<<<<
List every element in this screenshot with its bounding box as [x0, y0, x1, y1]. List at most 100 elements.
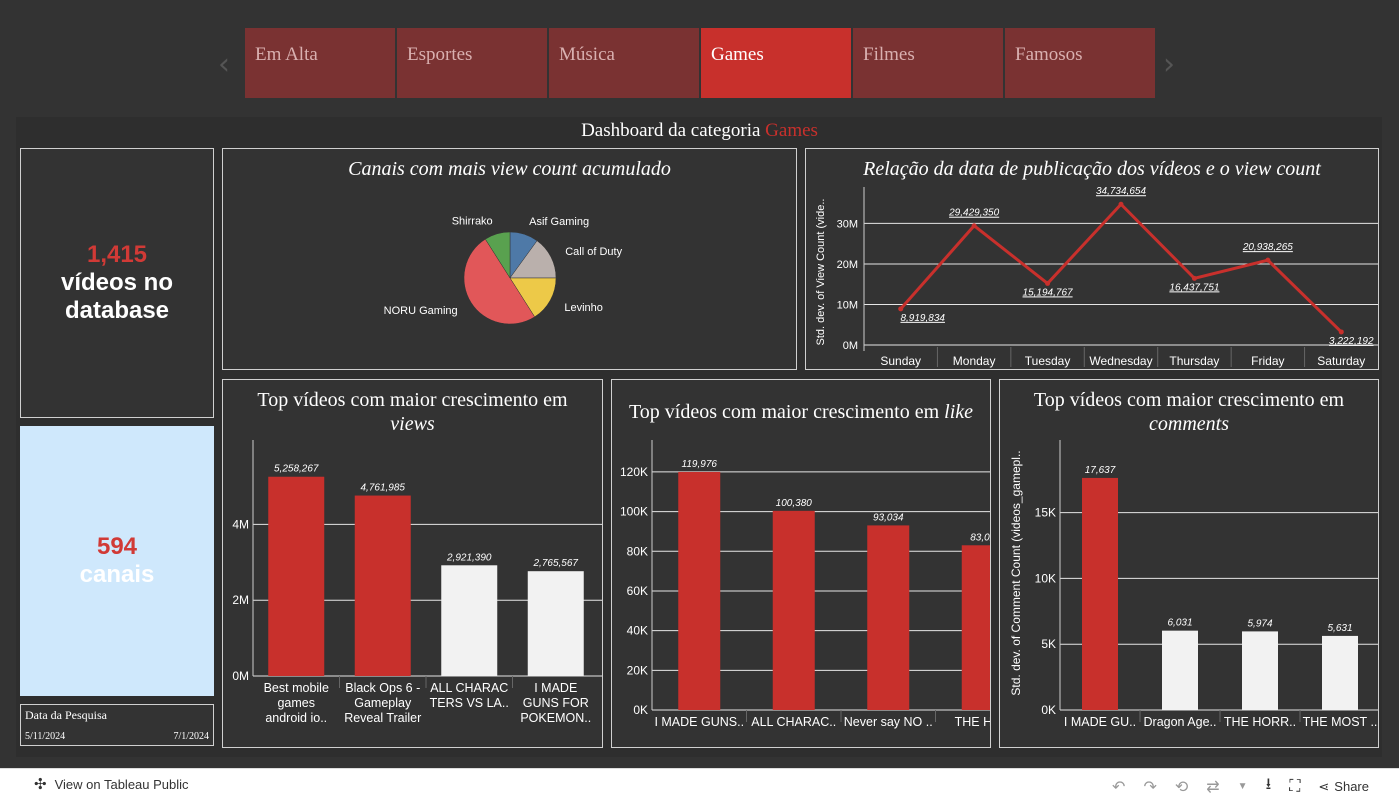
- line-point[interactable]: [971, 223, 977, 229]
- y-axis-label: Std. dev. of Comment Count (videos_gamep…: [1009, 450, 1023, 695]
- x-tick-label: Never say NO ..: [844, 715, 933, 729]
- bar[interactable]: [354, 495, 411, 676]
- y-tick-label: 0M: [232, 669, 249, 683]
- comments-chart-panel: Top vídeos com maior crescimento em comm…: [999, 379, 1379, 748]
- y-tick-label: 0K: [1041, 703, 1056, 717]
- line-data-label: 15,194,767: [1023, 287, 1073, 298]
- tableau-icon: ✣: [34, 776, 47, 793]
- x-tick-label: Gameplay: [354, 696, 412, 710]
- bar[interactable]: [441, 565, 498, 676]
- view-on-tableau-label: View on Tableau Public: [54, 776, 189, 792]
- date-filter-label: Data da Pesquisa: [25, 708, 107, 722]
- bar-data-label: 5,631: [1327, 623, 1352, 634]
- y-tick-label: 4M: [232, 517, 249, 531]
- pie-slice[interactable]: [463, 238, 535, 325]
- comments-chart-title-1: Top vídeos com maior crescimento em: [1033, 389, 1345, 411]
- line-data-label: 29,429,350: [948, 208, 999, 219]
- likes-chart-panel: Top vídeos com maior crescimento em like…: [611, 379, 991, 748]
- x-tick-label: Tuesday: [1025, 354, 1071, 368]
- bar[interactable]: [527, 571, 584, 676]
- bar-data-label: 4,761,985: [361, 483, 406, 494]
- x-tick-label: Friday: [1251, 354, 1284, 368]
- tab-musica[interactable]: Música: [549, 28, 699, 98]
- bar-data-label: 100,380: [776, 498, 813, 509]
- y-tick-label: 120K: [620, 465, 648, 479]
- line-data-label: 20,938,265: [1242, 242, 1293, 253]
- line-point[interactable]: [1191, 275, 1197, 281]
- comments-bar-chart: 0K 5K 10K 15K Std. dev. of Comment Count (vi…: [1009, 440, 1378, 729]
- y-tick-label: 100K: [620, 505, 648, 519]
- share-label: Share: [1334, 779, 1369, 794]
- line-data-label: 3,222,192: [1329, 336, 1374, 347]
- pie-slice-label: Levinho: [564, 302, 603, 314]
- x-tick-label: TERS VS LA..: [430, 696, 509, 710]
- date-filter[interactable]: Data da Pesquisa 5/11/2024 7/1/2024: [20, 704, 214, 746]
- y-tick-label: 80K: [627, 544, 648, 558]
- chevron-right-icon[interactable]: ›: [1163, 47, 1175, 82]
- bar[interactable]: [1242, 631, 1278, 710]
- bar[interactable]: [1322, 635, 1358, 710]
- pie-chart-panel: Canais com mais view count acumulado Asi…: [222, 148, 797, 370]
- tab-em-alta[interactable]: Em Alta: [245, 28, 395, 98]
- x-tick-label: THE HORR..: [1224, 715, 1296, 729]
- bar-data-label: 83,02: [970, 532, 990, 543]
- bar[interactable]: [867, 525, 910, 710]
- likes-chart-title-1: Top vídeos com maior crescimento em: [628, 401, 940, 423]
- share-button[interactable]: ⋖ Share: [1318, 779, 1369, 795]
- y-axis-label: Std. dev. of View Count (vide..: [815, 199, 827, 346]
- bar[interactable]: [1082, 477, 1118, 710]
- page-title: Dashboard da categoria Games: [0, 120, 1399, 142]
- x-tick-label: I MADE: [534, 681, 577, 695]
- x-tick-label: Dragon Age..: [1144, 715, 1217, 729]
- tab-filmes[interactable]: Filmes: [853, 28, 1003, 98]
- bar[interactable]: [772, 510, 815, 710]
- bar[interactable]: [1162, 630, 1198, 710]
- likes-chart-title: Top vídeos com maior crescimento em like: [612, 400, 990, 424]
- x-tick-label: Black Ops 6 -: [345, 681, 420, 695]
- line-point[interactable]: [1338, 329, 1344, 335]
- x-tick-label: Thursday: [1169, 354, 1219, 368]
- line-chart: 0M 10M 20M 30M Std. dev. of View Count (vide…: [815, 186, 1378, 368]
- view-on-tableau-link[interactable]: ✣ View on Tableau Public: [34, 775, 189, 793]
- line-point[interactable]: [1045, 280, 1051, 286]
- x-tick-label: I MADE GUNS..: [654, 715, 744, 729]
- x-tick-label: THE MOST ..: [1303, 715, 1378, 729]
- fullscreen-icon[interactable]: ⛶: [1289, 777, 1301, 795]
- undo-icon[interactable]: ↶: [1112, 778, 1126, 795]
- line-point[interactable]: [898, 306, 904, 312]
- category-tabs: Em Alta Esportes Música Games Filmes Fam…: [245, 28, 1155, 98]
- line-data-label: 34,734,654: [1096, 186, 1146, 197]
- kpi-channels-label: canais: [79, 561, 155, 588]
- line-point[interactable]: [1265, 257, 1271, 263]
- bar[interactable]: [961, 545, 990, 710]
- pie-slice[interactable]: [509, 277, 557, 318]
- chevron-down-icon[interactable]: ▼: [1237, 781, 1248, 792]
- revert-icon[interactable]: ⟲: [1174, 778, 1189, 795]
- download-icon[interactable]: ⭳: [1265, 776, 1272, 793]
- x-tick-label: Sunday: [880, 354, 921, 368]
- line-data-label: 16,437,751: [1169, 282, 1219, 293]
- kpi-videos-value: 1,415: [86, 241, 148, 268]
- redo-icon[interactable]: ↷: [1143, 778, 1157, 795]
- chevron-left-icon[interactable]: ‹: [218, 47, 230, 82]
- likes-chart-title-2: like: [944, 401, 974, 423]
- refresh-icon[interactable]: ⇄: [1206, 778, 1220, 795]
- y-tick-label: 10M: [837, 299, 858, 311]
- date-filter-start: 5/11/2024: [25, 731, 66, 742]
- bar-data-label: 119,976: [682, 459, 718, 470]
- pie-slice[interactable]: [485, 231, 511, 279]
- bar[interactable]: [268, 476, 325, 676]
- kpi-videos-label-1: vídeos no: [60, 269, 174, 296]
- line-point[interactable]: [1118, 201, 1124, 207]
- bar-data-label: 17,637: [1085, 465, 1116, 476]
- x-tick-label: I MADE GU..: [1064, 715, 1136, 729]
- bar-data-label: 93,034: [873, 512, 904, 523]
- x-tick-label: ALL CHARAC..: [751, 715, 836, 729]
- tab-esportes[interactable]: Esportes: [397, 28, 547, 98]
- x-tick-label: POKEMON..: [520, 711, 591, 725]
- x-tick-label: Best mobile: [264, 681, 329, 695]
- tab-famosos[interactable]: Famosos: [1005, 28, 1155, 98]
- bar[interactable]: [678, 471, 721, 710]
- tab-games[interactable]: Games: [701, 28, 851, 98]
- likes-bar-chart: 0K 20K 40K 60K 80K 100K 120K 119,976 I MADE GUNS…: [620, 440, 990, 729]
>>>>
▶ _Your instructions_
Can you rewrite these rows with every "bar-data-label" changed to "bar-value-label" and everything else untouched? Leave out the pictures.

▶ _Solution to the exercise_
List every element in this screenshot with its bounding box as [x0, y0, x1, y1]. List at most 100 elements.
- line-point[interactable]: [971, 223, 977, 229]
- y-axis-label: Std. dev. of Comment Count (videos_gamep…: [1009, 450, 1023, 695]
- x-tick-label: Never say NO ..: [844, 715, 933, 729]
- bar[interactable]: [354, 495, 411, 676]
- y-tick-label: 0M: [232, 669, 249, 683]
- comments-chart-panel: Top vídeos com maior crescimento em comm…: [999, 379, 1379, 748]
- y-tick-label: 0K: [1041, 703, 1056, 717]
- line-data-label: 15,194,767: [1023, 287, 1073, 298]
- tableau-icon: ✣: [34, 776, 47, 793]
- x-tick-label: Gameplay: [354, 696, 412, 710]
- bar[interactable]: [441, 565, 498, 676]
- view-on-tableau-label: View on Tableau Public: [54, 776, 189, 792]
- date-filter-label: Data da Pesquisa: [25, 708, 107, 722]
- bar-value-label: 5,631: [1327, 623, 1352, 634]
- y-tick-label: 4M: [232, 517, 249, 531]
- pie-slice[interactable]: [463, 238, 535, 325]
- comments-chart-title-1: Top vídeos com maior crescimento em: [1033, 389, 1345, 411]
- line-data-label: 29,429,350: [948, 208, 999, 219]
- likes-chart-panel: Top vídeos com maior crescimento em like…: [611, 379, 991, 748]
- x-tick-label: Tuesday: [1025, 354, 1071, 368]
- bar[interactable]: [527, 571, 584, 676]
- bar-value-label: 4,761,985: [361, 483, 406, 494]
- x-tick-label: Friday: [1251, 354, 1284, 368]
- tab-musica[interactable]: Música: [549, 28, 699, 98]
- bar-value-label: 100,380: [776, 498, 813, 509]
- y-tick-label: 120K: [620, 465, 648, 479]
- line-data-label: 20,938,265: [1242, 242, 1293, 253]
- line-point[interactable]: [1191, 275, 1197, 281]
- comments-bar-chart: 0K 5K 10K 15K Std. dev. of Comment Count (vi…: [1009, 440, 1378, 729]
- y-tick-label: 100K: [620, 505, 648, 519]
- share-label: Share: [1334, 779, 1369, 794]
- line-data-label: 3,222,192: [1329, 336, 1374, 347]
- pie-slice-label: Levinho: [564, 302, 603, 314]
- x-tick-label: TERS VS LA..: [430, 696, 509, 710]
- date-filter[interactable]: Data da Pesquisa 5/11/2024 7/1/2024: [20, 704, 214, 746]
- y-tick-label: 80K: [627, 544, 648, 558]
- chevron-right-icon[interactable]: ›: [1163, 47, 1175, 82]
- bar[interactable]: [1242, 631, 1278, 710]
- bar[interactable]: [1322, 635, 1358, 710]
- pie-chart-panel: Canais com mais view count acumulado Asi…: [222, 148, 797, 370]
- tab-em-alta[interactable]: Em Alta: [245, 28, 395, 98]
- x-tick-label: THE HORR..: [1224, 715, 1296, 729]
- bar-value-label: 83,02: [970, 532, 990, 543]
- bar[interactable]: [867, 525, 910, 710]
- likes-chart-title-1: Top vídeos com maior crescimento em: [628, 401, 940, 423]
- share-button[interactable]: ⋖ Share: [1318, 779, 1369, 795]
- y-axis-label: Std. dev. of View Count (vide..: [815, 199, 827, 346]
- bar[interactable]: [1082, 477, 1118, 710]
- page-title: Dashboard da categoria Games: [0, 120, 1399, 142]
- x-tick-label: I MADE: [534, 681, 577, 695]
- x-tick-label: Dragon Age..: [1144, 715, 1217, 729]
- tab-filmes[interactable]: Filmes: [853, 28, 1003, 98]
- bar[interactable]: [772, 510, 815, 710]
- bar[interactable]: [1162, 630, 1198, 710]
- likes-chart-title: Top vídeos com maior crescimento em like: [612, 400, 990, 424]
- x-tick-label: Black Ops 6 -: [345, 681, 420, 695]
- line-point[interactable]: [1338, 329, 1344, 335]
- x-tick-label: Thursday: [1169, 354, 1219, 368]
- line-chart: 0M 10M 20M 30M Std. dev. of View Count (vide…: [815, 186, 1378, 368]
- view-on-tableau-link[interactable]: ✣ View on Tableau Public: [34, 775, 189, 793]
- line-point[interactable]: [1045, 280, 1051, 286]
- x-tick-label: I MADE GUNS..: [654, 715, 744, 729]
- x-tick-label: THE MOST ..: [1303, 715, 1378, 729]
- fullscreen-icon[interactable]: ⛶: [1289, 777, 1301, 795]
- undo-icon[interactable]: ↶: [1112, 778, 1126, 795]
- line-point[interactable]: [898, 306, 904, 312]
- category-tabs: Em Alta Esportes Música Games Filmes Fam…: [245, 28, 1155, 98]
- line-data-label: 34,734,654: [1096, 186, 1146, 197]
- kpi-channels-label: canais: [79, 561, 155, 588]
- line-point[interactable]: [1265, 257, 1271, 263]
- bar[interactable]: [961, 545, 990, 710]
- pie-slice[interactable]: [509, 277, 557, 318]
- chevron-down-icon[interactable]: ▼: [1237, 781, 1248, 792]
- revert-icon[interactable]: ⟲: [1174, 778, 1189, 795]
- download-icon[interactable]: ⭳: [1265, 776, 1272, 793]
- x-tick-label: Sunday: [880, 354, 921, 368]
- line-data-label: 16,437,751: [1169, 282, 1219, 293]
- kpi-videos-value: 1,415: [86, 241, 148, 268]
- redo-icon[interactable]: ↷: [1143, 778, 1157, 795]
- chevron-left-icon[interactable]: ‹: [218, 47, 230, 82]
- likes-chart-title-2: like: [944, 401, 974, 423]
- refresh-icon[interactable]: ⇄: [1206, 778, 1220, 795]
- y-tick-label: 10M: [837, 299, 858, 311]
- date-filter-start: 5/11/2024: [25, 731, 66, 742]
- bar-value-label: 119,976: [682, 459, 718, 470]
- pie-slice[interactable]: [485, 231, 511, 279]
- bar[interactable]: [268, 476, 325, 676]
- kpi-videos-label-1: vídeos no: [60, 269, 174, 296]
- line-point[interactable]: [1118, 201, 1124, 207]
- bar-value-label: 17,637: [1085, 465, 1116, 476]
- x-tick-label: I MADE GU..: [1064, 715, 1136, 729]
- bar-value-label: 93,034: [873, 512, 904, 523]
- x-tick-label: ALL CHARAC..: [751, 715, 836, 729]
- tab-esportes[interactable]: Esportes: [397, 28, 547, 98]
- x-tick-label: POKEMON..: [520, 711, 591, 725]
- x-tick-label: Best mobile: [264, 681, 329, 695]
- tab-famosos[interactable]: Famosos: [1005, 28, 1155, 98]
- bar[interactable]: [678, 471, 721, 710]
- tab-games[interactable]: Games: [701, 28, 851, 98]
- likes-bar-chart: 0K 20K 40K 60K 80K 100K 120K 119,976 I MADE GUNS…: [620, 440, 990, 729]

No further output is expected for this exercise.